* **Requests**
[1] In the article on painting a brick fireplace, what kind of paint should you select if you plan to use the fireplace?
[2] Carry on the article about painting a brick fireplace from the point where it stops.

--- BEGIN Article ---

How to Paint a Brick Fireplace: Picking the Best Paint for Your Fireplace

Painting a brick fireplace is a great and inexpensive way to give your space a fresh, new look.

NYC-based designer Jill Romine says, “When a full-scale remodel is not in order, one of my favorite ways to refresh a brick fireplace is to simply paint it! When red or brown brick doesn’t work for your personal style, an easy way to change it is to embrace the texture, depth, and dimension of the material but use paint to change the color and better suit your design aesthetic. ”

If you’re considering painting your brick fireplace, learn more about what goes into painting a brick fireplace, including how to paint a brick fireplace, fireplace paint ideas and the best paint for brick fireplaces.

Choose the Right Paint

Before you begin painting your brick fireplace, the most essential step is to choose the right paint. To decide which color suits your needs best, ask yourself some questions. Below are some of the best questions to ask before you begin painting.

Will You Be Using the Fireplace?

If you plan to use your fireplace, it’s important to select a high-heat paint for fireplaces. This type of paint can withstand heat up to 250 degrees**.

--- END Article ---
--- BEGIN Data ---

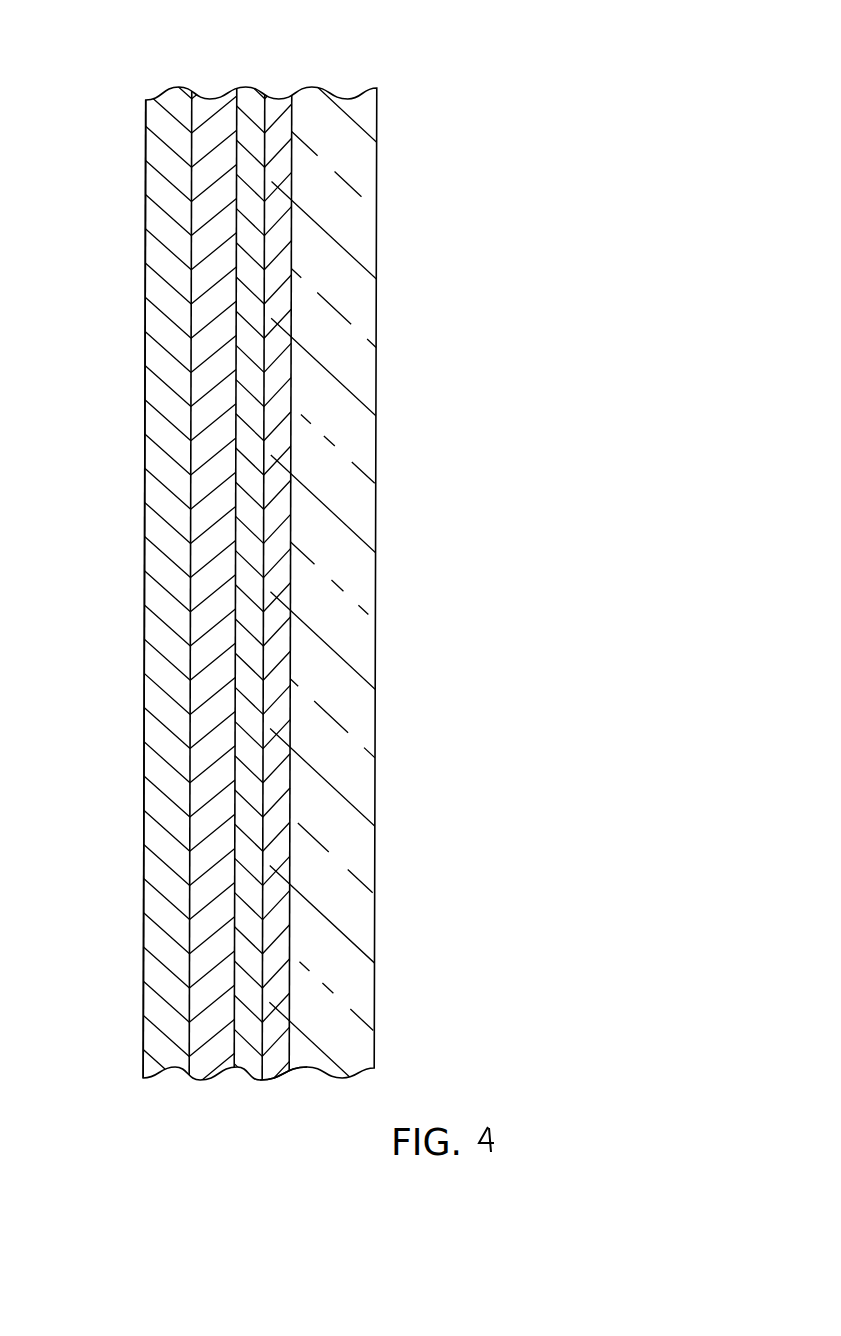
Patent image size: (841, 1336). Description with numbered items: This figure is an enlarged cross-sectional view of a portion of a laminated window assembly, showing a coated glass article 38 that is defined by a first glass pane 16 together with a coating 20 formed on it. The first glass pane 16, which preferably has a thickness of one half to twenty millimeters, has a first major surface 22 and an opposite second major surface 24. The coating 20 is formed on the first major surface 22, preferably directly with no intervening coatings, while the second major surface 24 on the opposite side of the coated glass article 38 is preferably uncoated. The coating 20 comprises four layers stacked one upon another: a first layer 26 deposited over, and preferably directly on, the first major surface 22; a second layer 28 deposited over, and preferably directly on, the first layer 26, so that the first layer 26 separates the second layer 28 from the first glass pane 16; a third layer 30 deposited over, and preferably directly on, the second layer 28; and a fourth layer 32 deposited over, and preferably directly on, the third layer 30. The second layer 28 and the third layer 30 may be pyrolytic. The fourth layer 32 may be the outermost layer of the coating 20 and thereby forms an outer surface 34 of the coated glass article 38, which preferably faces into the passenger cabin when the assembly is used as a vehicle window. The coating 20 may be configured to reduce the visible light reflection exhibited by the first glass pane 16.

--- END Data ---

* **Task-by-task answers**
[1] A high-heat paint for fireplaces.

[2]
Latex interior paint will work if your fireplace isn’t operable or you don’t turn it on. Selecting latex paint instead of oil or acrylic is the best choice for a fireplace because it’s durable and breathable. PPG’s latex interior paint selections offer plenty of options to create the fireplace aesthetic you want to achieve.

What Sheen Do You Want?

Sheen is how shiny the paint is or how much it reflects light. Below are two of the most common sheens to select when you’re painting a fireplace.

  • Eggshell is lower-sheen and gives off a warm glow. It’s easier to apply, and it shows fewer imperfections, which is essential since fireplace brick is a textured finish.</ul>
  • Semi-gloss is harder to apply and it reflects a lot of light. It can be distracting in a bright room, so you may not want to use semi-gloss if the room gets plenty of natural light. Semi-gloss paint is also easier to clean and less likely to stain.

Alicia Hassen from Brooklinteriors says, “The best types of paints to achieve either looks are an indoor latex or masonry type paint. And remember to choose heat-resistant paint if you will be operating the fireplace!”

Colors to Paint a Brick Fireplace

Paint color options for fireplaces can feel nearly unlimited. Selecting the right color for your space depends on the look you want to achieve. If you like the color of your natural brick and the fireplace is stained or needs a refresher, you can paint it the existing brick color.

For a crisp, fresh look, white is an excellent choice. Delicate White (PPG1001-1) is a true white with no undertones. It pairs well with any paint color and will work in almost any space.

If you prefer a rustic style, you can whitewash the fireplace, which will let some of the colors of the brick show through. Hassen says, “A whitewashed look is great for interiors with an eclectic or vintage look. An opaque treatment is extremely versatile, lending well to modern apartment designs and those with Scandinavian influences.”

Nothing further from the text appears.